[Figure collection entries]
__________
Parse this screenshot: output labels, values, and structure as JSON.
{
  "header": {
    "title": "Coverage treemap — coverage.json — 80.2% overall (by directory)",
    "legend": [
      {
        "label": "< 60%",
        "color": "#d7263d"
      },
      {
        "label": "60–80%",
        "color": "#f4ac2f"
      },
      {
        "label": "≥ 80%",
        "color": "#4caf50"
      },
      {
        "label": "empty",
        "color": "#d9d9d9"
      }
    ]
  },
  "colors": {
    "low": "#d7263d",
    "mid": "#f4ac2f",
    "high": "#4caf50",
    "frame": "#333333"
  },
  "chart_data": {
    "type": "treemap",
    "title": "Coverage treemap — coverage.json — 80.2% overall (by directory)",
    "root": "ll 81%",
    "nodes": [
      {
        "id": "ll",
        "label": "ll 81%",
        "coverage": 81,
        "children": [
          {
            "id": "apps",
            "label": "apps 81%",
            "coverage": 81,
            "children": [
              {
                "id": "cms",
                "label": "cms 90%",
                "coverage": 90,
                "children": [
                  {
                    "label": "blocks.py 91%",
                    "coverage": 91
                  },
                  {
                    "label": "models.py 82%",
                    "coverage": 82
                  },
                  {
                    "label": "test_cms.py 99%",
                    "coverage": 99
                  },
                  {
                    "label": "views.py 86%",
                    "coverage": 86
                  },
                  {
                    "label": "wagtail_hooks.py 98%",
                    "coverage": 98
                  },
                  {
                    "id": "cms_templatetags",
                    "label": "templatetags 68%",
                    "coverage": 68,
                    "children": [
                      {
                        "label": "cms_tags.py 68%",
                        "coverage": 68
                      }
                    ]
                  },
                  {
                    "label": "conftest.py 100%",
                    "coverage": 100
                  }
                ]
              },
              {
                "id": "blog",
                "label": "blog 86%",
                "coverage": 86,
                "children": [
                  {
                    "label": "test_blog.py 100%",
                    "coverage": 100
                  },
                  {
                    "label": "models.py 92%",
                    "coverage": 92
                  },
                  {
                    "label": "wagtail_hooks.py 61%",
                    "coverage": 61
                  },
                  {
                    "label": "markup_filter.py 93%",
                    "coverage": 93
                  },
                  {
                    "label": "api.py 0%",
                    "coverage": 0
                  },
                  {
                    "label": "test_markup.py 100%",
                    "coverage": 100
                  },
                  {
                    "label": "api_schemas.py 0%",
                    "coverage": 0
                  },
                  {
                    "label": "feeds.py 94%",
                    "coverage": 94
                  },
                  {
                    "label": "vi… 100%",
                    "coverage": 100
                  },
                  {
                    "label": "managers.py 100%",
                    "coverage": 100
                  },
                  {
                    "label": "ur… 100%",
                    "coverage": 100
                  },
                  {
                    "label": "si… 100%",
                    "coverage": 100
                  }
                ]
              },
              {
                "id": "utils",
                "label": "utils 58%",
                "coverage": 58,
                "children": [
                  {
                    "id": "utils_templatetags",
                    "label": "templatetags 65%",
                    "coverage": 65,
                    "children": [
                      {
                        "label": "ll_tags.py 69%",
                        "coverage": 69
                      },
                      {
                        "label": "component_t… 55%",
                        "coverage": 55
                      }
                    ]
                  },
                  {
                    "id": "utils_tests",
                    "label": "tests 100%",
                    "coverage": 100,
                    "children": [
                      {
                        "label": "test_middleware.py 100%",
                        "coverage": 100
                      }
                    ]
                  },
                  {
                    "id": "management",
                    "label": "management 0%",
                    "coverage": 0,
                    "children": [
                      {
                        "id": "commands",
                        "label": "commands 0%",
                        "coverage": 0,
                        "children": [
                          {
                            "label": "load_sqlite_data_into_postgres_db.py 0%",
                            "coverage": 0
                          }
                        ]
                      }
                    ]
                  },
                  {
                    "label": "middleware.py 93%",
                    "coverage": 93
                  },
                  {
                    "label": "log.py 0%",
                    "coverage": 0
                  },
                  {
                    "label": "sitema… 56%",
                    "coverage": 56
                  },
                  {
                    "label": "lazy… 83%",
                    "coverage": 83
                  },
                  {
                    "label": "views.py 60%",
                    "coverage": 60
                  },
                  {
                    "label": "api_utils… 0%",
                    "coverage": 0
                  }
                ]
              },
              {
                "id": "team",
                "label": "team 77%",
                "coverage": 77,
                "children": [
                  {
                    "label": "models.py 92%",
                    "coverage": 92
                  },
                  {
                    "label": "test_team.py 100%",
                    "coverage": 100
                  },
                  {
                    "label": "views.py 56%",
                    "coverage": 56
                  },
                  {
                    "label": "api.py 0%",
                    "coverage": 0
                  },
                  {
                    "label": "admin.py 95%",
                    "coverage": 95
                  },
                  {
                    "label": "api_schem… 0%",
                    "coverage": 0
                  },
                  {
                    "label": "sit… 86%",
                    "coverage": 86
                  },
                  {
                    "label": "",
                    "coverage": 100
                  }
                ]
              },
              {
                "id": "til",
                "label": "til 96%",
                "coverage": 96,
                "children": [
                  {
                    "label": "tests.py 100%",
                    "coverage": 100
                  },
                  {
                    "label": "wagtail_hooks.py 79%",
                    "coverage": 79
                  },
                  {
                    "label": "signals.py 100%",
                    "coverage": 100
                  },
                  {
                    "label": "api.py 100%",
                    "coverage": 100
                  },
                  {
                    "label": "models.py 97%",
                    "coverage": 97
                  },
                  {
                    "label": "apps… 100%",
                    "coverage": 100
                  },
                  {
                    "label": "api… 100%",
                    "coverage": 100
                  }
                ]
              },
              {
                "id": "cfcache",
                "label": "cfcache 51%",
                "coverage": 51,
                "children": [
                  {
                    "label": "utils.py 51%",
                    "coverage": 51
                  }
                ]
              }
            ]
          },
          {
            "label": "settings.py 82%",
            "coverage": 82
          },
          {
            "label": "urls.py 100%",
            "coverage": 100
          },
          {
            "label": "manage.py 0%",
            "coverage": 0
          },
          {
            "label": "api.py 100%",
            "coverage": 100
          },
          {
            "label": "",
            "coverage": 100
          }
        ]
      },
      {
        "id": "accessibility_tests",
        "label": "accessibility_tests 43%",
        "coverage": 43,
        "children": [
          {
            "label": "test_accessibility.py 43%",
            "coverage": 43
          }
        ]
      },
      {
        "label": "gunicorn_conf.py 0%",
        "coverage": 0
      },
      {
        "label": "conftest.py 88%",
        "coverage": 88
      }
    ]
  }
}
__________
Work out how many lines of the data hold the string "views". Reply with that number alone.

3